• _What to produce_: All entries are to be given again verbatim.

───── Data in this exercise

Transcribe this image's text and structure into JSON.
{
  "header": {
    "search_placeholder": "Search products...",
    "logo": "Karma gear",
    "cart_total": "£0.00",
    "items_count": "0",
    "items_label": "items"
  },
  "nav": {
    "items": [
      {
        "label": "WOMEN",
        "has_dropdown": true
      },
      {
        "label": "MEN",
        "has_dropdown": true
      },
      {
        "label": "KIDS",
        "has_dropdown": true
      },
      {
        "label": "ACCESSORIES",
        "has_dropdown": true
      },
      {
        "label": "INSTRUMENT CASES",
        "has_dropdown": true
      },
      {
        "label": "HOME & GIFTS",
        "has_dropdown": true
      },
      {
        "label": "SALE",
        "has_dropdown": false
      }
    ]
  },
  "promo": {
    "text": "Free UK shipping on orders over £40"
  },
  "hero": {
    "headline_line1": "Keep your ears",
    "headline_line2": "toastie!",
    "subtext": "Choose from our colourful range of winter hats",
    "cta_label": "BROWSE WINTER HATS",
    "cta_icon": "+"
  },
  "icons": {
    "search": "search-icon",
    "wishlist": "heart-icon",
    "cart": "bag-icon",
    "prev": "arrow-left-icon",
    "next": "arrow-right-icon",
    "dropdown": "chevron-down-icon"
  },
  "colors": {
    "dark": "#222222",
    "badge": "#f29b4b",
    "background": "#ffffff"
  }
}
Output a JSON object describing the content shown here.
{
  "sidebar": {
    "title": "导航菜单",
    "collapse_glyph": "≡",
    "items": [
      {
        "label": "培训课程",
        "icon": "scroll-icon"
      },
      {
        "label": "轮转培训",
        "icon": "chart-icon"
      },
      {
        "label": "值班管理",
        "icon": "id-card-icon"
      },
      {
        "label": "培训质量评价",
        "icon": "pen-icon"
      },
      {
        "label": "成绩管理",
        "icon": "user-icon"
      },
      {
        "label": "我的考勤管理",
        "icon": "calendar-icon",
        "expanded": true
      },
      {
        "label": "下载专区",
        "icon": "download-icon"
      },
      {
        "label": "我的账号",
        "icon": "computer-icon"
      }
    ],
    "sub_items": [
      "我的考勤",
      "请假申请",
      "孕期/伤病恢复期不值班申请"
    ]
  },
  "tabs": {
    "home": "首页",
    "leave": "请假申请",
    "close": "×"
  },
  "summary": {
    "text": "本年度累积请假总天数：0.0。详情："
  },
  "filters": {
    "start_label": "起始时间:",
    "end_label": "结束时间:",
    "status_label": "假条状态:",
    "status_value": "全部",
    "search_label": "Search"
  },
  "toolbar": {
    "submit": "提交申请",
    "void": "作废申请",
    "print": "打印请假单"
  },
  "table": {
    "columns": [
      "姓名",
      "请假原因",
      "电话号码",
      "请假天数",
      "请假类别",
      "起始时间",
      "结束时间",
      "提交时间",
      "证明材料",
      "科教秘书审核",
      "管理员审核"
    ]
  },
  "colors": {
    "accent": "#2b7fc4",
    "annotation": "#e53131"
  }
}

──────────

• _Output for this task_:
Transcribe this image's text and structure into JSON.
{
  "header": {
    "search_placeholder": "Search products...",
    "logo": "Karma gear",
    "cart_total": "£0.00",
    "items_count": "0",
    "items_label": "items"
  },
  "nav": {
    "items": [
      {
        "label": "WOMEN",
        "has_dropdown": true
      },
      {
        "label": "MEN",
        "has_dropdown": true
      },
      {
        "label": "KIDS",
        "has_dropdown": true
      },
      {
        "label": "ACCESSORIES",
        "has_dropdown": true
      },
      {
        "label": "INSTRUMENT CASES",
        "has_dropdown": true
      },
      {
        "label": "HOME & GIFTS",
        "has_dropdown": true
      },
      {
        "label": "SALE",
        "has_dropdown": false
      }
    ]
  },
  "promo": {
    "text": "Free UK shipping on orders over £40"
  },
  "hero": {
    "headline_line1": "Keep your ears",
    "headline_line2": "toastie!",
    "subtext": "Choose from our colourful range of winter hats",
    "cta_label": "BROWSE WINTER HATS",
    "cta_icon": "+"
  },
  "icons": {
    "search": "search-icon",
    "wishlist": "heart-icon",
    "cart": "bag-icon",
    "prev": "arrow-left-icon",
    "next": "arrow-right-icon",
    "dropdown": "chevron-down-icon"
  },
  "colors": {
    "dark": "#222222",
    "badge": "#f29b4b",
    "background": "#ffffff"
  }
}
Output a JSON object describing the content shown here.
{
  "sidebar": {
    "title": "导航菜单",
    "collapse_glyph": "≡",
    "items": [
      {
        "label": "培训课程",
        "icon": "scroll-icon"
      },
      {
        "label": "轮转培训",
        "icon": "chart-icon"
      },
      {
        "label": "值班管理",
        "icon": "id-card-icon"
      },
      {
        "label": "培训质量评价",
        "icon": "pen-icon"
      },
      {
        "label": "成绩管理",
        "icon": "user-icon"
      },
      {
        "label": "我的考勤管理",
        "icon": "calendar-icon",
        "expanded": true
      },
      {
        "label": "下载专区",
        "icon": "download-icon"
      },
      {
        "label": "我的账号",
        "icon": "computer-icon"
      }
    ],
    "sub_items": [
      "我的考勤",
      "请假申请",
      "孕期/伤病恢复期不值班申请"
    ]
  },
  "tabs": {
    "home": "首页",
    "leave": "请假申请",
    "close": "×"
  },
  "summary": {
    "text": "本年度累积请假总天数：0.0。详情："
  },
  "filters": {
    "start_label": "起始时间:",
    "end_label": "结束时间:",
    "status_label": "假条状态:",
    "status_value": "全部",
    "search_label": "Search"
  },
  "toolbar": {
    "submit": "提交申请",
    "void": "作废申请",
    "print": "打印请假单"
  },
  "table": {
    "columns": [
      "姓名",
      "请假原因",
      "电话号码",
      "请假天数",
      "请假类别",
      "起始时间",
      "结束时间",
      "提交时间",
      "证明材料",
      "科教秘书审核",
      "管理员审核"
    ]
  },
  "colors": {
    "accent": "#2b7fc4",
    "annotation": "#e53131"
  }
}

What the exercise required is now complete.